_What this task involves_
Arrange the records from their start through the line containing "data-point bbox=[687, 187, 701, 201]" as a numbered list, leaving out any blank lines.

_Task material_

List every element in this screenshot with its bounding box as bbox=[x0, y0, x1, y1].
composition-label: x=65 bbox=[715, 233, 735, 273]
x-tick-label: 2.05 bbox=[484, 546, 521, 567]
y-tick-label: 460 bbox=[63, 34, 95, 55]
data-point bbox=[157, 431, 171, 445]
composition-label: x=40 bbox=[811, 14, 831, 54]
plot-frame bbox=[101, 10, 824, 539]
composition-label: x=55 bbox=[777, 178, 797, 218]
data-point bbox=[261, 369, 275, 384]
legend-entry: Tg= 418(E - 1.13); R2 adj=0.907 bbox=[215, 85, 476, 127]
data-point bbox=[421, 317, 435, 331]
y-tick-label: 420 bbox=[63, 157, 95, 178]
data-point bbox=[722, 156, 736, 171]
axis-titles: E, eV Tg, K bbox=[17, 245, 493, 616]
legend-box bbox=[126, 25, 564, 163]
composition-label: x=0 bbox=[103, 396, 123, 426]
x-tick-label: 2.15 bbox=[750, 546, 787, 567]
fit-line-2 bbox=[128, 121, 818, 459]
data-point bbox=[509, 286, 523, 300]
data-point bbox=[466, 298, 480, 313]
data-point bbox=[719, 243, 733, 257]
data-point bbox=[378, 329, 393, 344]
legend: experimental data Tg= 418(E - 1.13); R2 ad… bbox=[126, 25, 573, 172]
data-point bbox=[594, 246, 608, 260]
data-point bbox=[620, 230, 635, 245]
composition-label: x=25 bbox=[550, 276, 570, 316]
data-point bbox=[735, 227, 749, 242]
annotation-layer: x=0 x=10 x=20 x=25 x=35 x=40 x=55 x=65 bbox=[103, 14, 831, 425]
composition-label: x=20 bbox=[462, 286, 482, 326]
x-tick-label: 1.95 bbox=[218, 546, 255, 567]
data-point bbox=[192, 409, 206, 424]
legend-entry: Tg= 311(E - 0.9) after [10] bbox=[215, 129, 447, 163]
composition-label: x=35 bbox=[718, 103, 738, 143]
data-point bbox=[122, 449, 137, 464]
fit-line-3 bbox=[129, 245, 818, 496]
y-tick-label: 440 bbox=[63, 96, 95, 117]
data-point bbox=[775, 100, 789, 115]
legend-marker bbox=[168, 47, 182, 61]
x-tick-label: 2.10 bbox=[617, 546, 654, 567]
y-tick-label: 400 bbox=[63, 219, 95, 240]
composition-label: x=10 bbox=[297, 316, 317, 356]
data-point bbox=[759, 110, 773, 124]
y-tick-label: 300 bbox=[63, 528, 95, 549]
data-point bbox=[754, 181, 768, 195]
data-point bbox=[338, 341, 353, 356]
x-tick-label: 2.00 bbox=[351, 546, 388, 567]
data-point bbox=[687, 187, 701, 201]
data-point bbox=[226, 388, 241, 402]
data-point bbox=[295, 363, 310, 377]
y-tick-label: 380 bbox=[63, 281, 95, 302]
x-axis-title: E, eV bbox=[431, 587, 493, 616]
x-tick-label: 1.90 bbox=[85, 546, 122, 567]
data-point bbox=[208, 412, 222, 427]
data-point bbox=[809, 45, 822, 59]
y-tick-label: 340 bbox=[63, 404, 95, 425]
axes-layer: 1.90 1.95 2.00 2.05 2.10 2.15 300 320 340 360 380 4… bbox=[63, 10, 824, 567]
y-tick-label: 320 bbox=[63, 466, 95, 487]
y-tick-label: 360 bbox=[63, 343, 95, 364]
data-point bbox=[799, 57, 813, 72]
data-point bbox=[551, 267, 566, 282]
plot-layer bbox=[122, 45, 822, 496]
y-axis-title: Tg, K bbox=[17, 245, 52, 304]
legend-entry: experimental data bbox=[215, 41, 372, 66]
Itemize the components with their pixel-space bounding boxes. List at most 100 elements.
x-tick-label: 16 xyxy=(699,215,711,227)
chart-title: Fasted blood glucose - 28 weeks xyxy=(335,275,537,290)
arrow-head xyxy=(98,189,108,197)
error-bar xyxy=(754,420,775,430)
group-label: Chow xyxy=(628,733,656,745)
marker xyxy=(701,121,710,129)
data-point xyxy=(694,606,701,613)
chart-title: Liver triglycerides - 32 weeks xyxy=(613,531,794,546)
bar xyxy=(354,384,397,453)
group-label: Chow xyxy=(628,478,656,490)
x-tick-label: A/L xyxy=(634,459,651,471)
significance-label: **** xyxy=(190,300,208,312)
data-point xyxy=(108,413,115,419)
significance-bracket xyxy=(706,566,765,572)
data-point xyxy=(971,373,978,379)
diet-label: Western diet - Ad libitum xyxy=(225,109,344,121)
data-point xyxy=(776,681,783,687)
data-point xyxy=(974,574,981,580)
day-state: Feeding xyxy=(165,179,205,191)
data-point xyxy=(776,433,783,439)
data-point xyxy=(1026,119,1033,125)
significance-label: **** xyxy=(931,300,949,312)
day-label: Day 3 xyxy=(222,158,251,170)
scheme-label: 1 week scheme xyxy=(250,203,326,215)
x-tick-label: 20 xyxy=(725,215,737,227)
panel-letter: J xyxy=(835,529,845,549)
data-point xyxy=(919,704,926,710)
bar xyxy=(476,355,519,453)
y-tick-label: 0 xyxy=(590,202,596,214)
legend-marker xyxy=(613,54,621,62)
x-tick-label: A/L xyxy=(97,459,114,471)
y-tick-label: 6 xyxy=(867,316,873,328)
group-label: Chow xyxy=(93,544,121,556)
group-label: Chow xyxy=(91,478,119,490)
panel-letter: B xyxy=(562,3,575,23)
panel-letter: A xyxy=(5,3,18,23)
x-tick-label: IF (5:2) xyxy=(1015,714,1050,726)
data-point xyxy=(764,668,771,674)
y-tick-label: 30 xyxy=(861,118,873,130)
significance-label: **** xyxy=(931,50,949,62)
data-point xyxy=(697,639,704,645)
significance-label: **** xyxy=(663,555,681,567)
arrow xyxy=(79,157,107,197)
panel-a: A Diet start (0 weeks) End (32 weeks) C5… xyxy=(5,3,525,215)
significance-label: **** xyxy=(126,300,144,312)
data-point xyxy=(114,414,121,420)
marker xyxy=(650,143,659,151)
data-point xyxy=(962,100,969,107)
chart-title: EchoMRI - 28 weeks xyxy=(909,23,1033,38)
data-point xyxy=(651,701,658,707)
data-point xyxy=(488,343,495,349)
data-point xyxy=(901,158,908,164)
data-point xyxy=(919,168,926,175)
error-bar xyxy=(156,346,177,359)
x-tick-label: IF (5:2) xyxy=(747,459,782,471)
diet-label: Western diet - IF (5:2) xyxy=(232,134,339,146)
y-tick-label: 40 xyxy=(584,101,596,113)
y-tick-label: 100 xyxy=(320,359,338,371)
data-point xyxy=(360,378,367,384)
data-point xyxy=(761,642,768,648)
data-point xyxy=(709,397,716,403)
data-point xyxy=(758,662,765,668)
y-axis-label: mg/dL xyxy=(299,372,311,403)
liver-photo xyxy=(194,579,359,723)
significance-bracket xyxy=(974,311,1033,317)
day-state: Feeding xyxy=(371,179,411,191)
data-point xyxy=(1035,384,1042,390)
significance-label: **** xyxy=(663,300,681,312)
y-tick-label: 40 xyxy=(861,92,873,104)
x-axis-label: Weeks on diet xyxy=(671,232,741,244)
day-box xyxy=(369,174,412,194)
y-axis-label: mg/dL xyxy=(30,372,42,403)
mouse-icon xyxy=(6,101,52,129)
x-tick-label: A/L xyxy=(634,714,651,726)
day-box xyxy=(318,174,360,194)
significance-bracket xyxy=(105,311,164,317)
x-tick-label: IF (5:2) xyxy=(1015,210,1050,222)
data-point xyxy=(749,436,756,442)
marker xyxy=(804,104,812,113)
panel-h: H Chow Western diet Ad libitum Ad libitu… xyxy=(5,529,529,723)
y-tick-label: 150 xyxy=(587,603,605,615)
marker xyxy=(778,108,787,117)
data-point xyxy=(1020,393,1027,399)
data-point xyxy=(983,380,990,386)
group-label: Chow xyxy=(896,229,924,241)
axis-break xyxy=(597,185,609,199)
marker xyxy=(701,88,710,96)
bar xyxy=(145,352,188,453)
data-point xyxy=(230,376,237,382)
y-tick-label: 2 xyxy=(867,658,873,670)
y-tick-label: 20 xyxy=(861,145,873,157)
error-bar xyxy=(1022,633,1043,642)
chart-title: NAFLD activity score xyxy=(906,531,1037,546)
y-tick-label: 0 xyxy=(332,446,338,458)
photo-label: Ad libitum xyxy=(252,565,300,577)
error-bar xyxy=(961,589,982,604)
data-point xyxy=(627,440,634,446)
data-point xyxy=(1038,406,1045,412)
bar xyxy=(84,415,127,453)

_Answer_
1. List every element in this screenshot with its bounding box as bbox=[x0, y0, x1, y1].
2. composition-label: x=65 bbox=[715, 233, 735, 273]
3. x-tick-label: 2.05 bbox=[484, 546, 521, 567]
4. y-tick-label: 460 bbox=[63, 34, 95, 55]
5. data-point bbox=[157, 431, 171, 445]
6. composition-label: x=40 bbox=[811, 14, 831, 54]
7. plot-frame bbox=[101, 10, 824, 539]
8. composition-label: x=55 bbox=[777, 178, 797, 218]
9. data-point bbox=[261, 369, 275, 384]
10. legend-entry: Tg= 418(E - 1.13); R2 adj=0.907 bbox=[215, 85, 476, 127]
11. data-point bbox=[421, 317, 435, 331]
12. y-tick-label: 420 bbox=[63, 157, 95, 178]
13. data-point bbox=[722, 156, 736, 171]
14. axis-titles: E, eV Tg, K bbox=[17, 245, 493, 616]
15. legend-box bbox=[126, 25, 564, 163]
16. composition-label: x=0 bbox=[103, 396, 123, 426]
17. x-tick-label: 2.15 bbox=[750, 546, 787, 567]
18. fit-line-2 bbox=[128, 121, 818, 459]
19. data-point bbox=[509, 286, 523, 300]
20. data-point bbox=[466, 298, 480, 313]
21. data-point bbox=[719, 243, 733, 257]
22. data-point bbox=[378, 329, 393, 344]
23. legend: experimental data Tg= 418(E - 1.13); R2 ad… bbox=[126, 25, 573, 172]
24. data-point bbox=[594, 246, 608, 260]
25. data-point bbox=[620, 230, 635, 245]
26. composition-label: x=25 bbox=[550, 276, 570, 316]
27. data-point bbox=[735, 227, 749, 242]
28. annotation-layer: x=0 x=10 x=20 x=25 x=35 x=40 x=55 x=65 bbox=[103, 14, 831, 425]
29. composition-label: x=20 bbox=[462, 286, 482, 326]
30. x-tick-label: 1.95 bbox=[218, 546, 255, 567]
31. data-point bbox=[192, 409, 206, 424]
32. legend-entry: Tg= 311(E - 0.9) after [10] bbox=[215, 129, 447, 163]
33. composition-label: x=35 bbox=[718, 103, 738, 143]
34. data-point bbox=[122, 449, 137, 464]
35. fit-line-3 bbox=[129, 245, 818, 496]
36. y-tick-label: 440 bbox=[63, 96, 95, 117]
37. data-point bbox=[775, 100, 789, 115]
38. legend-marker bbox=[168, 47, 182, 61]
39. x-tick-label: 2.10 bbox=[617, 546, 654, 567]
40. y-tick-label: 400 bbox=[63, 219, 95, 240]
41. composition-label: x=10 bbox=[297, 316, 317, 356]
42. data-point bbox=[759, 110, 773, 124]
43. y-tick-label: 300 bbox=[63, 528, 95, 549]
44. data-point bbox=[754, 181, 768, 195]
45. data-point bbox=[338, 341, 353, 356]
46. x-tick-label: 2.00 bbox=[351, 546, 388, 567]
47. data-point bbox=[687, 187, 701, 201]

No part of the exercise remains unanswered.